Goal: Determine how many lines include the string "this". Output that number only.

[A run of records]
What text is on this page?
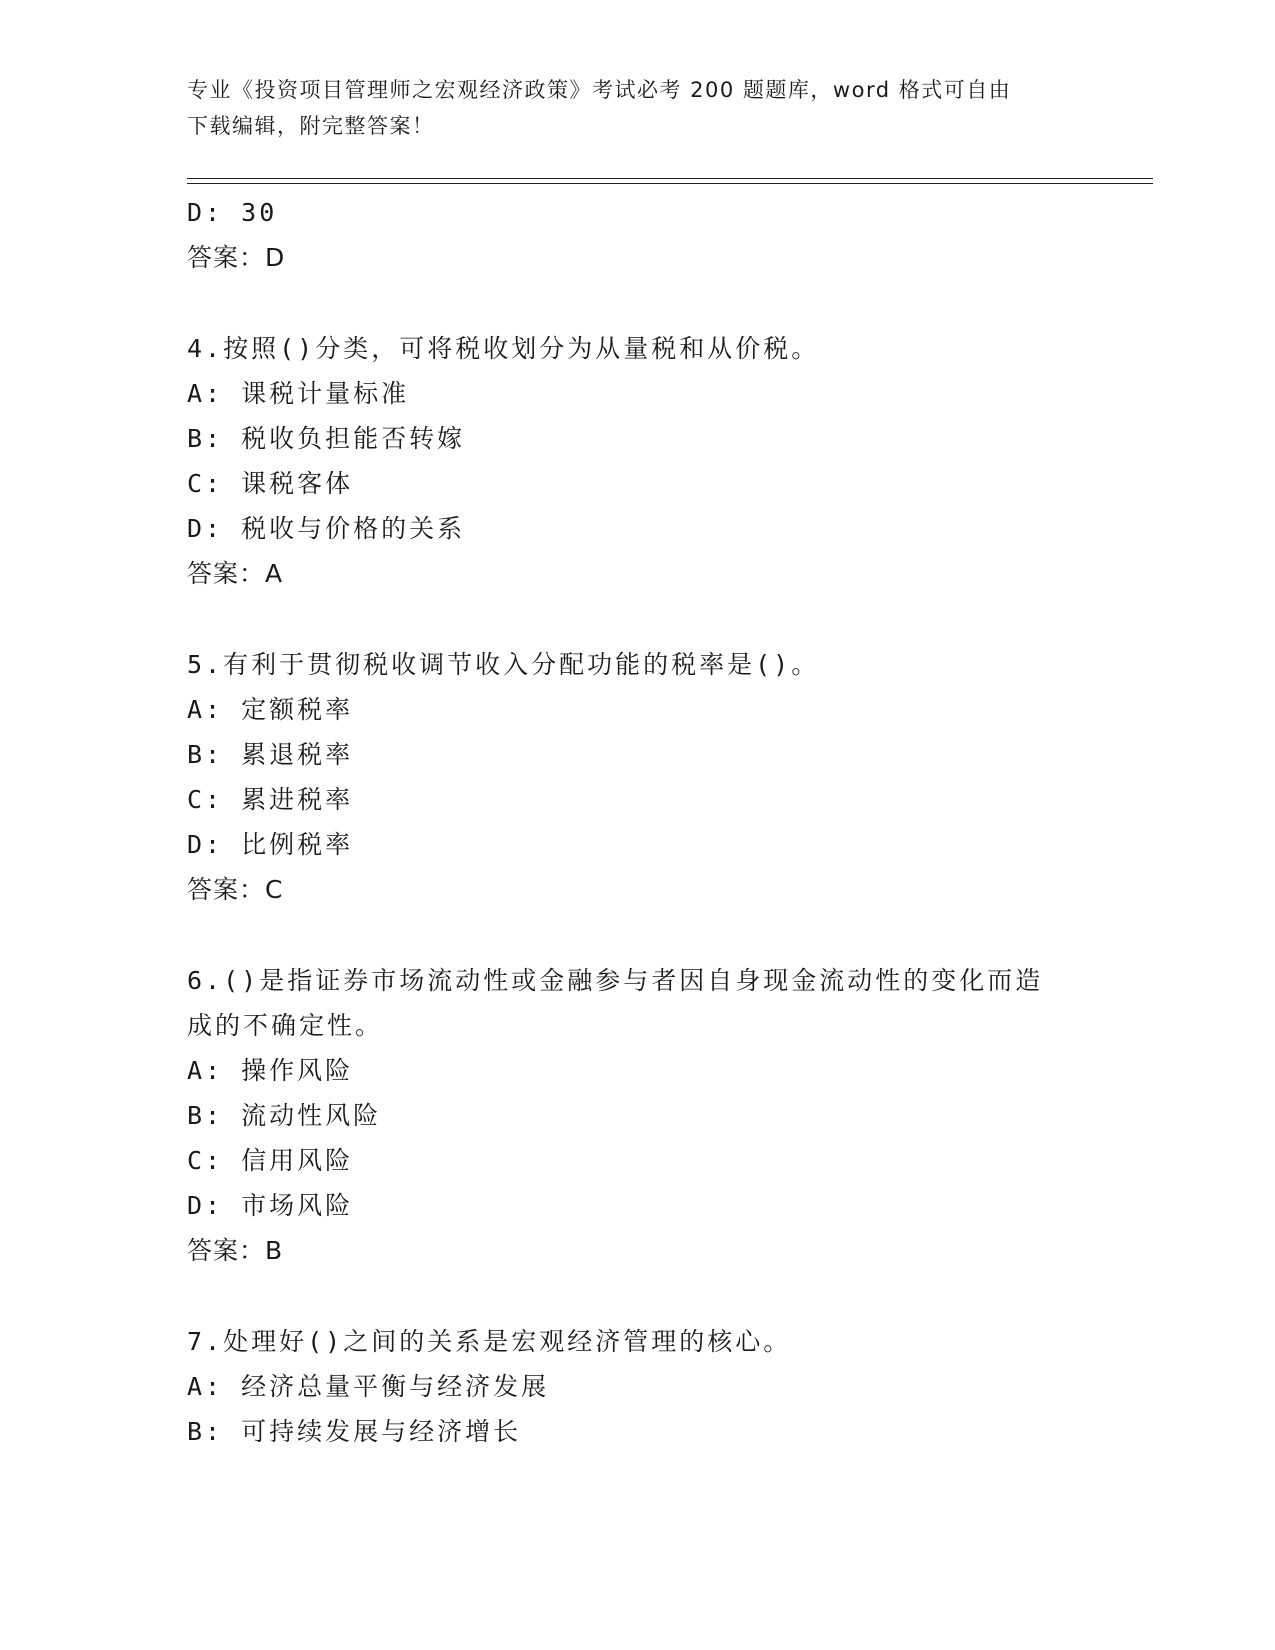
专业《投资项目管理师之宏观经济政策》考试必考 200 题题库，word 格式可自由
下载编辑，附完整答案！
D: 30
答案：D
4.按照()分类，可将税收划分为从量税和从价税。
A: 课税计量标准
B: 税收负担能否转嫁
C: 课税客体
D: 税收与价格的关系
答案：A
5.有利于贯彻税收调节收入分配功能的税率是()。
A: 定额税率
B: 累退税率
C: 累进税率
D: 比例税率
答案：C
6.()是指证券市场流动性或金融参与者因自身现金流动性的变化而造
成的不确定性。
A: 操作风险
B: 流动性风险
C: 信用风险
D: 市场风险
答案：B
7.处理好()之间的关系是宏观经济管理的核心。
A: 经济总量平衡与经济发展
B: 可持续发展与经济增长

---

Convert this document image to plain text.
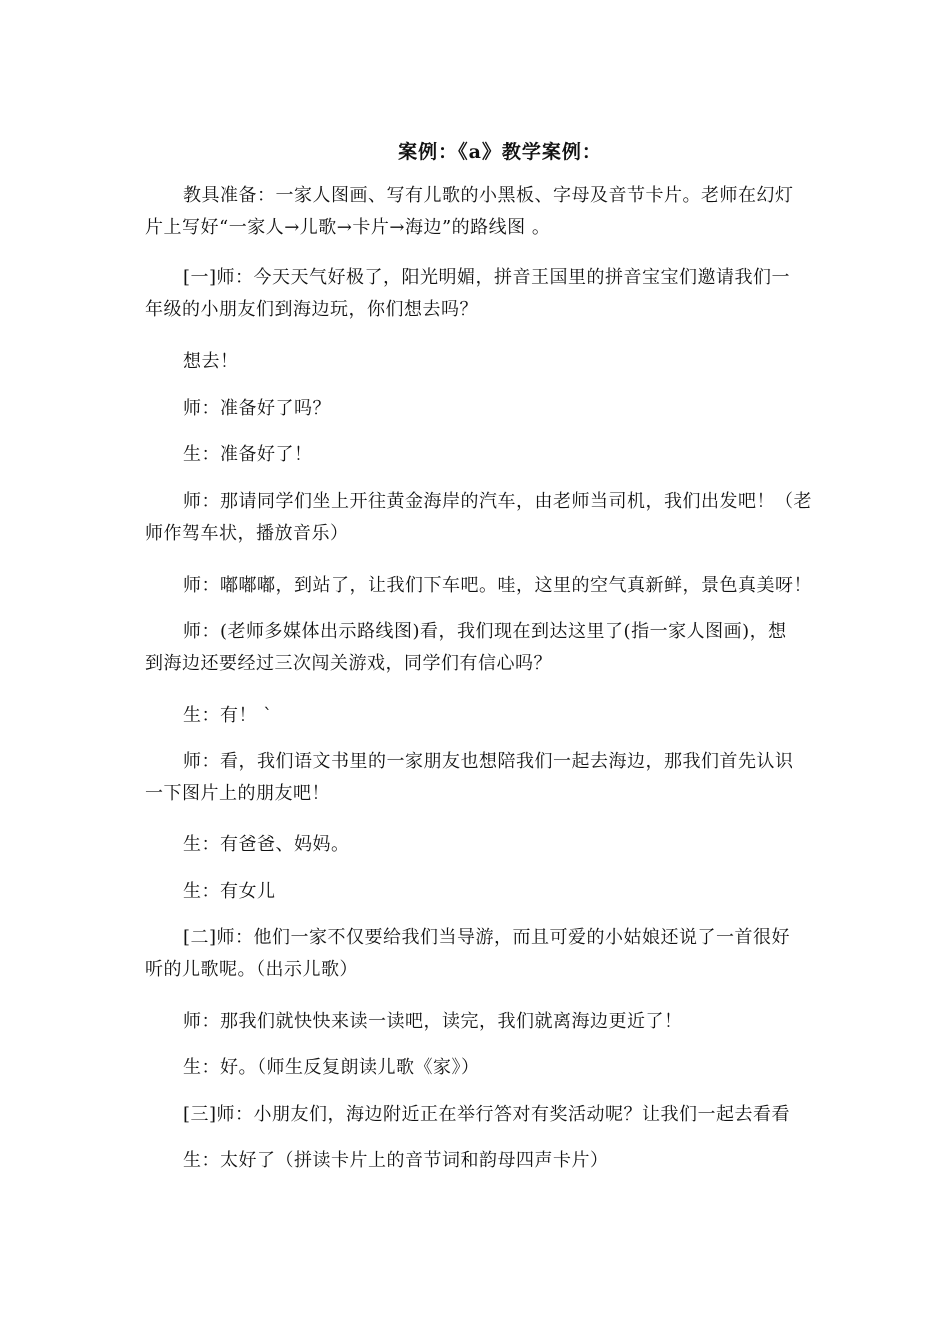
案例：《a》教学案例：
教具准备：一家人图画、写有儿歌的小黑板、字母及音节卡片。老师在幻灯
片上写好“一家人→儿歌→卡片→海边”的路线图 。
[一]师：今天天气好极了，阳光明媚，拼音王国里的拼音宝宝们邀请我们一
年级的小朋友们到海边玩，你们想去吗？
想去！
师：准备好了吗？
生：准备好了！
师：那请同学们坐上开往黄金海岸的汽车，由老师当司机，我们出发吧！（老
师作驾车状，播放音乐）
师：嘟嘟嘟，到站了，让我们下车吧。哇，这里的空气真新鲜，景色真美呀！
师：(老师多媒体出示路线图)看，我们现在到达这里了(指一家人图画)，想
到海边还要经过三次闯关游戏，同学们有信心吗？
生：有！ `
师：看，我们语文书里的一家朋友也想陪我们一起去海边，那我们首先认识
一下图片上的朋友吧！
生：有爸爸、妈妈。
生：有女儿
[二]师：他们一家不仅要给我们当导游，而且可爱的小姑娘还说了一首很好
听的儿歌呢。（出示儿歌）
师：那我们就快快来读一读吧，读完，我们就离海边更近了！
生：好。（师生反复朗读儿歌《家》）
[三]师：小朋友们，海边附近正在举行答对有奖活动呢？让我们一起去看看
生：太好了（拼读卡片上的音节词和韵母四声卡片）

Result below: 2